(Extracted records)
◆ ◆ ◆ ◆ ◆ ◆ ◆

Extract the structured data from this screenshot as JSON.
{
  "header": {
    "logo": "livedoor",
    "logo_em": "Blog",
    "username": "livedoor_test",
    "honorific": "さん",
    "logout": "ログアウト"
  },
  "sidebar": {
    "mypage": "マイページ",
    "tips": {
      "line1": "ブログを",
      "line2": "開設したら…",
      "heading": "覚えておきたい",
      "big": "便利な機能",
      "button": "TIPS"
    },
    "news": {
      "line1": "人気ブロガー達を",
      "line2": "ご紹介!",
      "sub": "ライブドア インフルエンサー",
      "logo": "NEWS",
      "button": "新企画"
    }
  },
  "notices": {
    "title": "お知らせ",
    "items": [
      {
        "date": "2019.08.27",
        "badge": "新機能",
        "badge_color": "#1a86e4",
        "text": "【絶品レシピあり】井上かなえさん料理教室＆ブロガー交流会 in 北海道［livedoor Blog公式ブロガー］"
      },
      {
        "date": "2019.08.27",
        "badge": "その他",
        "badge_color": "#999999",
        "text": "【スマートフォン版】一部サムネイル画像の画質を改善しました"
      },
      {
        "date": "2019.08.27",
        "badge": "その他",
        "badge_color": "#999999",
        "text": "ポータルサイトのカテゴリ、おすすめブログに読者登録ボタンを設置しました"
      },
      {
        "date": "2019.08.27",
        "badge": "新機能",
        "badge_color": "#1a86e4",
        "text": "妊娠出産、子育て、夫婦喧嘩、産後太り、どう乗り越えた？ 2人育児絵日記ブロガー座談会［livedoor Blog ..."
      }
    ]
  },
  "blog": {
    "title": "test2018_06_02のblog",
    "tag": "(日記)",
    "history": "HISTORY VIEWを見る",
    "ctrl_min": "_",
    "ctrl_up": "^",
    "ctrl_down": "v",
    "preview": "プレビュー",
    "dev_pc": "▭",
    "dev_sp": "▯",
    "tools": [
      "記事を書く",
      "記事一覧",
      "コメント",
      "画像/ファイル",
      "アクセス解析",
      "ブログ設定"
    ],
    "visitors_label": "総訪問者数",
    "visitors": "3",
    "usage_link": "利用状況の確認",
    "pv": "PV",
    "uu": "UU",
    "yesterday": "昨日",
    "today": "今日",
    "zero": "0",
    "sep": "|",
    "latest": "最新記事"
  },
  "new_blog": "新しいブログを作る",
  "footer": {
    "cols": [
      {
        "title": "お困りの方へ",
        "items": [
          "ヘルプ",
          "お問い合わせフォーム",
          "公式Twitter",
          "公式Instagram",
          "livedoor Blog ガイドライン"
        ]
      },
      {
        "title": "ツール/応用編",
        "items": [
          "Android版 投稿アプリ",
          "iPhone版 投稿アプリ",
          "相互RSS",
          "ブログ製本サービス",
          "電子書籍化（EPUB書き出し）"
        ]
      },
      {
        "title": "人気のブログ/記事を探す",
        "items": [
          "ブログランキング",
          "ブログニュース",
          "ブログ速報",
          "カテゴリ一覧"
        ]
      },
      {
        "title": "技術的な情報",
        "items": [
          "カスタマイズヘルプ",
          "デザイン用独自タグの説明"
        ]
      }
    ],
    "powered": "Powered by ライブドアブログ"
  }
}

◆ ◆ ◆ ◆ ◆ ◆ ◆

(WRITTEN INSTRUCTION) Return all the lines that contain the string "text".

(FINISHED ANSWER)
        "text": "【絶品レシピあり】井上かなえさん料理教室＆ブロガー交流会 in 北海道［livedoor Blog公式ブロガー］"
        "text": "【スマートフォン版】一部サムネイル画像の画質を改善しました"
        "text": "ポータルサイトのカテゴリ、おすすめブログに読者登録ボタンを設置しました"
        "text": "妊娠出産、子育て、夫婦喧嘩、産後太り、どう乗り越えた？ 2人育児絵日記ブロガー座談会［livedoor Blog ..."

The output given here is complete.